* Begin DATASET EXTRACT *

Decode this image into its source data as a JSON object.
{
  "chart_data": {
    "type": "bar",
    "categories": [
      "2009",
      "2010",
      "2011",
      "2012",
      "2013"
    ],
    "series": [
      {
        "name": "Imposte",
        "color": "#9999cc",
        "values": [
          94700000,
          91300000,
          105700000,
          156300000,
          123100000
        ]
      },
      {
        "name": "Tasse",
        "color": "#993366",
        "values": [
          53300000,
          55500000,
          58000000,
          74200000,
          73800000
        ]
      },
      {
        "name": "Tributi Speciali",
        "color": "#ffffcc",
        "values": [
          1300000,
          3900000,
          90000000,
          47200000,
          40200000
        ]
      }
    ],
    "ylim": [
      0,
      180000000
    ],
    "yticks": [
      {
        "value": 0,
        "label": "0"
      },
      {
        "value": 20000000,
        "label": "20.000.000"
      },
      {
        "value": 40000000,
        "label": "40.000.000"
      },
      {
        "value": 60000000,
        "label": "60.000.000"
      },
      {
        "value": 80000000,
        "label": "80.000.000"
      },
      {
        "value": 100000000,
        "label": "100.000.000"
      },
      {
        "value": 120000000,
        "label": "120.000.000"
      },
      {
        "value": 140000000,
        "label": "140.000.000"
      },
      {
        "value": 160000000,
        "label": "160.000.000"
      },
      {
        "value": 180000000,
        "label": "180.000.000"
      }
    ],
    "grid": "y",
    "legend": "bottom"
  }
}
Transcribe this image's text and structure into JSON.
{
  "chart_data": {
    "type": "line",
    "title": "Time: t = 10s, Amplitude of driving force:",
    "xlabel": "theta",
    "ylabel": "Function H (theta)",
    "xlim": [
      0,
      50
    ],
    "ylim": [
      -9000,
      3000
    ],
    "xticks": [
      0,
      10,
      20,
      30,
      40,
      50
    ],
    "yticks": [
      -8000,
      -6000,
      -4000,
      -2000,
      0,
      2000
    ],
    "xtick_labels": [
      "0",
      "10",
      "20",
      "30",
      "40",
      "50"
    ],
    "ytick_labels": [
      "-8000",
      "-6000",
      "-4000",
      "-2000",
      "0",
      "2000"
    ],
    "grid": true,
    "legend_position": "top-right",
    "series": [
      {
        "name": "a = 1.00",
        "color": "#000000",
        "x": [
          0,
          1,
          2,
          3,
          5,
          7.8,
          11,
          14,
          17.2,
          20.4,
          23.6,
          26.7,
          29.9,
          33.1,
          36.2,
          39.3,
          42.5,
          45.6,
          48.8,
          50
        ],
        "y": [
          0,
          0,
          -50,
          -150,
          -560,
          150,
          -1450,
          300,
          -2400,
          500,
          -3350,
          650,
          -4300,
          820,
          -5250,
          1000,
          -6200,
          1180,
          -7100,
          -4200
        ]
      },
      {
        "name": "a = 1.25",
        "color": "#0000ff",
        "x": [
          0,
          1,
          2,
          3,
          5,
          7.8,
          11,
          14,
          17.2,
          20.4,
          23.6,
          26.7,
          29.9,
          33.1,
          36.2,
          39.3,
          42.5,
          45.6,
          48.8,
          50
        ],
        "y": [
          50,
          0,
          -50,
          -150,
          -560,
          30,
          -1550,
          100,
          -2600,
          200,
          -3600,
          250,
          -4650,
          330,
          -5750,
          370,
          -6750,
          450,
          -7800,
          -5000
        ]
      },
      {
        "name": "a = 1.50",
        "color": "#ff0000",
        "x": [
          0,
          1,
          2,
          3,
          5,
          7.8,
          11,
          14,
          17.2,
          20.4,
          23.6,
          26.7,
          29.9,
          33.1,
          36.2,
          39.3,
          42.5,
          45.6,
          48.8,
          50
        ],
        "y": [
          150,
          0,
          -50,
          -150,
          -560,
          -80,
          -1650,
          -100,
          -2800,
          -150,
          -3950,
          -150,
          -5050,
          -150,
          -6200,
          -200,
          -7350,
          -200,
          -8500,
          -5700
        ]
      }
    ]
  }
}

* End DATASET EXTRACT *

## WHAT THIS TASK INVOLVES
Pick out the lines above containing the word "name", then copy them.

## SOLUTION TO THIS EXERCISE
        "name": "Imposte",
        "name": "Tasse",
        "name": "Tributi Speciali",
        "name": "a = 1.00",
        "name": "a = 1.25",
        "name": "a = 1.50",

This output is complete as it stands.